----- Data shown

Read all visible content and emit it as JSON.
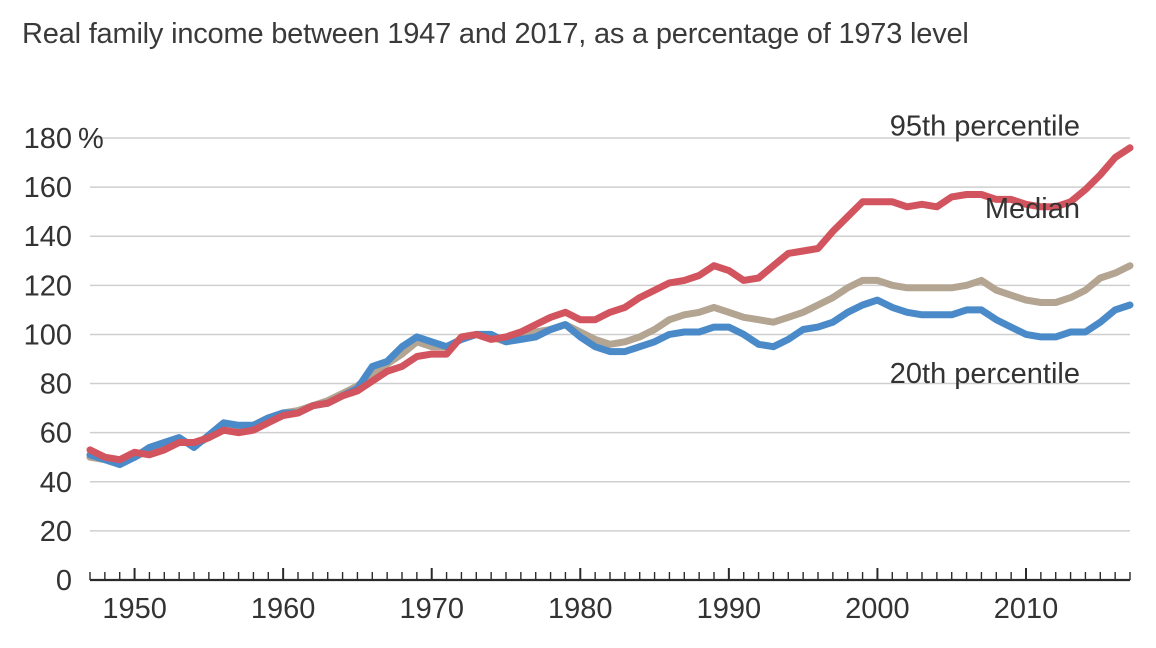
{
  "chart_data": {
    "type": "line",
    "title": "Real family income between 1947 and 2017, as a percentage of 1973 level",
    "xlabel": "",
    "ylabel": "",
    "xlim": [
      1947,
      2017
    ],
    "ylim": [
      0,
      180
    ],
    "y_unit_suffix": "%",
    "grid": true,
    "y_ticks": [
      0,
      20,
      40,
      60,
      80,
      100,
      120,
      140,
      160,
      180
    ],
    "y_tick_labels": [
      "0",
      "20",
      "40",
      "60",
      "80",
      "100",
      "120",
      "140",
      "160",
      "180"
    ],
    "x_ticks": [
      1950,
      1960,
      1970,
      1980,
      1990,
      2000,
      2010
    ],
    "x_tick_labels": [
      "1950",
      "1960",
      "1970",
      "1980",
      "1990",
      "2000",
      "2010"
    ],
    "x": [
      1947,
      1948,
      1949,
      1950,
      1951,
      1952,
      1953,
      1954,
      1955,
      1956,
      1957,
      1958,
      1959,
      1960,
      1961,
      1962,
      1963,
      1964,
      1965,
      1966,
      1967,
      1968,
      1969,
      1970,
      1971,
      1972,
      1973,
      1974,
      1975,
      1976,
      1977,
      1978,
      1979,
      1980,
      1981,
      1982,
      1983,
      1984,
      1985,
      1986,
      1987,
      1988,
      1989,
      1990,
      1991,
      1992,
      1993,
      1994,
      1995,
      1996,
      1997,
      1998,
      1999,
      2000,
      2001,
      2002,
      2003,
      2004,
      2005,
      2006,
      2007,
      2008,
      2009,
      2010,
      2011,
      2012,
      2013,
      2014,
      2015,
      2016,
      2017
    ],
    "series": [
      {
        "name": "95th percentile",
        "color": "#d2545e",
        "values": [
          53,
          50,
          49,
          52,
          51,
          53,
          56,
          56,
          58,
          61,
          60,
          61,
          64,
          67,
          68,
          71,
          72,
          75,
          77,
          81,
          85,
          87,
          91,
          92,
          92,
          99,
          100,
          98,
          99,
          101,
          104,
          107,
          109,
          106,
          106,
          109,
          111,
          115,
          118,
          121,
          122,
          124,
          128,
          126,
          122,
          123,
          128,
          133,
          134,
          135,
          142,
          148,
          154,
          154,
          154,
          152,
          153,
          152,
          156,
          157,
          157,
          155,
          155,
          153,
          152,
          152,
          154,
          159,
          165,
          172,
          176
        ]
      },
      {
        "name": "Median",
        "color": "#b3a592",
        "values": [
          50,
          49,
          48,
          50,
          53,
          55,
          57,
          55,
          58,
          62,
          62,
          63,
          66,
          68,
          69,
          71,
          73,
          76,
          79,
          84,
          88,
          92,
          97,
          95,
          95,
          98,
          100,
          99,
          97,
          99,
          101,
          102,
          104,
          101,
          98,
          96,
          97,
          99,
          102,
          106,
          108,
          109,
          111,
          109,
          107,
          106,
          105,
          107,
          109,
          112,
          115,
          119,
          122,
          122,
          120,
          119,
          119,
          119,
          119,
          120,
          122,
          118,
          116,
          114,
          113,
          113,
          115,
          118,
          123,
          125,
          128
        ]
      },
      {
        "name": "20th percentile",
        "color": "#4a8ac8",
        "values": [
          51,
          49,
          47,
          50,
          54,
          56,
          58,
          54,
          59,
          64,
          63,
          63,
          66,
          68,
          68,
          71,
          72,
          75,
          78,
          87,
          89,
          95,
          99,
          97,
          95,
          98,
          100,
          100,
          97,
          98,
          99,
          102,
          104,
          99,
          95,
          93,
          93,
          95,
          97,
          100,
          101,
          101,
          103,
          103,
          100,
          96,
          95,
          98,
          102,
          103,
          105,
          109,
          112,
          114,
          111,
          109,
          108,
          108,
          108,
          110,
          110,
          106,
          103,
          100,
          99,
          99,
          101,
          101,
          105,
          110,
          112
        ]
      }
    ],
    "annotations": [
      {
        "text": "95th percentile",
        "series": "95th percentile"
      },
      {
        "text": "Median",
        "series": "Median"
      },
      {
        "text": "20th percentile",
        "series": "20th percentile"
      }
    ]
  }
}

----------

▸ Requirements
Repeat each record exactly, with the pictures left out.

▸ Expected answer
Read all visible content and emit it as JSON.
{
  "chart_data": {
    "type": "line",
    "title": "Real family income between 1947 and 2017, as a percentage of 1973 level",
    "xlabel": "",
    "ylabel": "",
    "xlim": [
      1947,
      2017
    ],
    "ylim": [
      0,
      180
    ],
    "y_unit_suffix": "%",
    "grid": true,
    "y_ticks": [
      0,
      20,
      40,
      60,
      80,
      100,
      120,
      140,
      160,
      180
    ],
    "y_tick_labels": [
      "0",
      "20",
      "40",
      "60",
      "80",
      "100",
      "120",
      "140",
      "160",
      "180"
    ],
    "x_ticks": [
      1950,
      1960,
      1970,
      1980,
      1990,
      2000,
      2010
    ],
    "x_tick_labels": [
      "1950",
      "1960",
      "1970",
      "1980",
      "1990",
      "2000",
      "2010"
    ],
    "x": [
      1947,
      1948,
      1949,
      1950,
      1951,
      1952,
      1953,
      1954,
      1955,
      1956,
      1957,
      1958,
      1959,
      1960,
      1961,
      1962,
      1963,
      1964,
      1965,
      1966,
      1967,
      1968,
      1969,
      1970,
      1971,
      1972,
      1973,
      1974,
      1975,
      1976,
      1977,
      1978,
      1979,
      1980,
      1981,
      1982,
      1983,
      1984,
      1985,
      1986,
      1987,
      1988,
      1989,
      1990,
      1991,
      1992,
      1993,
      1994,
      1995,
      1996,
      1997,
      1998,
      1999,
      2000,
      2001,
      2002,
      2003,
      2004,
      2005,
      2006,
      2007,
      2008,
      2009,
      2010,
      2011,
      2012,
      2013,
      2014,
      2015,
      2016,
      2017
    ],
    "series": [
      {
        "name": "95th percentile",
        "color": "#d2545e",
        "values": [
          53,
          50,
          49,
          52,
          51,
          53,
          56,
          56,
          58,
          61,
          60,
          61,
          64,
          67,
          68,
          71,
          72,
          75,
          77,
          81,
          85,
          87,
          91,
          92,
          92,
          99,
          100,
          98,
          99,
          101,
          104,
          107,
          109,
          106,
          106,
          109,
          111,
          115,
          118,
          121,
          122,
          124,
          128,
          126,
          122,
          123,
          128,
          133,
          134,
          135,
          142,
          148,
          154,
          154,
          154,
          152,
          153,
          152,
          156,
          157,
          157,
          155,
          155,
          153,
          152,
          152,
          154,
          159,
          165,
          172,
          176
        ]
      },
      {
        "name": "Median",
        "color": "#b3a592",
        "values": [
          50,
          49,
          48,
          50,
          53,
          55,
          57,
          55,
          58,
          62,
          62,
          63,
          66,
          68,
          69,
          71,
          73,
          76,
          79,
          84,
          88,
          92,
          97,
          95,
          95,
          98,
          100,
          99,
          97,
          99,
          101,
          102,
          104,
          101,
          98,
          96,
          97,
          99,
          102,
          106,
          108,
          109,
          111,
          109,
          107,
          106,
          105,
          107,
          109,
          112,
          115,
          119,
          122,
          122,
          120,
          119,
          119,
          119,
          119,
          120,
          122,
          118,
          116,
          114,
          113,
          113,
          115,
          118,
          123,
          125,
          128
        ]
      },
      {
        "name": "20th percentile",
        "color": "#4a8ac8",
        "values": [
          51,
          49,
          47,
          50,
          54,
          56,
          58,
          54,
          59,
          64,
          63,
          63,
          66,
          68,
          68,
          71,
          72,
          75,
          78,
          87,
          89,
          95,
          99,
          97,
          95,
          98,
          100,
          100,
          97,
          98,
          99,
          102,
          104,
          99,
          95,
          93,
          93,
          95,
          97,
          100,
          101,
          101,
          103,
          103,
          100,
          96,
          95,
          98,
          102,
          103,
          105,
          109,
          112,
          114,
          111,
          109,
          108,
          108,
          108,
          110,
          110,
          106,
          103,
          100,
          99,
          99,
          101,
          101,
          105,
          110,
          112
        ]
      }
    ],
    "annotations": [
      {
        "text": "95th percentile",
        "series": "95th percentile"
      },
      {
        "text": "Median",
        "series": "Median"
      },
      {
        "text": "20th percentile",
        "series": "20th percentile"
      }
    ]
  }
}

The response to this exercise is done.